■ **WRITTEN PROBLEM**
Pick out each line below that contains the string "large".

◇ ◇ ◇ ◇ ◇

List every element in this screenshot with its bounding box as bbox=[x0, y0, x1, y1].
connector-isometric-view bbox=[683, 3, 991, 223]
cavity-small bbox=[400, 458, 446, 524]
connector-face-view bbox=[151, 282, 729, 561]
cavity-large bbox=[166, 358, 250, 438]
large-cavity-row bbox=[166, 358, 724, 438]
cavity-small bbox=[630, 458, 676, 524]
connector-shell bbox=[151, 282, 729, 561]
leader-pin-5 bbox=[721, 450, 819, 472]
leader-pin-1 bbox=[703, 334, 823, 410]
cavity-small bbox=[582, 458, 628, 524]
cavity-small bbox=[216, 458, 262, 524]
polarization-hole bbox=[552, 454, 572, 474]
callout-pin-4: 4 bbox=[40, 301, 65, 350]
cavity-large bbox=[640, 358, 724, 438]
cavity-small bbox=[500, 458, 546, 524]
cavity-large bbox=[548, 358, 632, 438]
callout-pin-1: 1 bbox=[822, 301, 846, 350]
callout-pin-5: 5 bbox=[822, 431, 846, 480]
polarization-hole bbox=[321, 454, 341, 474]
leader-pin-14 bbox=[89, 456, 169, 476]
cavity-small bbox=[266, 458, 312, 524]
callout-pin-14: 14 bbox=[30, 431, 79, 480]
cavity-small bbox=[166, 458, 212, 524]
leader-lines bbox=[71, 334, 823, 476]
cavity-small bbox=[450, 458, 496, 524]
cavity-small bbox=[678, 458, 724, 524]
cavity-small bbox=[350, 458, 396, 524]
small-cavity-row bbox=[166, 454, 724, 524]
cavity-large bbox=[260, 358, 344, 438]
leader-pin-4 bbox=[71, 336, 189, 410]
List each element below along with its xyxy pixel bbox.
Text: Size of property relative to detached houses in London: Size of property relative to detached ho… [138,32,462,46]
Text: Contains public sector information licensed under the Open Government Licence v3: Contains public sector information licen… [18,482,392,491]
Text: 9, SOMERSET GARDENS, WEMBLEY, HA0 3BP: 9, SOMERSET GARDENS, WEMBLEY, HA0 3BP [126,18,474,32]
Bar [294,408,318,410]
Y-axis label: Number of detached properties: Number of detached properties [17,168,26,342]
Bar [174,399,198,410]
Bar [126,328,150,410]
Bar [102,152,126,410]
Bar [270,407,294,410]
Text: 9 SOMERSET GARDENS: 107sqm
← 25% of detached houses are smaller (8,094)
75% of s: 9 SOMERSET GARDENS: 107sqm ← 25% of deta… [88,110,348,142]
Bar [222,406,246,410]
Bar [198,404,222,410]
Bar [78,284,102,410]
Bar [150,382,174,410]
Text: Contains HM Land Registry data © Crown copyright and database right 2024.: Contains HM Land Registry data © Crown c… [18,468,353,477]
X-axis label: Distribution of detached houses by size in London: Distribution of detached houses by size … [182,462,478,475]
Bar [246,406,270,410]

◇ ◇ ◇ ◇ ◇

■ **WRITTEN RESPONSE**
cavity-large bbox=[166, 358, 250, 438]
large-cavity-row bbox=[166, 358, 724, 438]
cavity-large bbox=[640, 358, 724, 438]
cavity-large bbox=[548, 358, 632, 438]
cavity-large bbox=[260, 358, 344, 438]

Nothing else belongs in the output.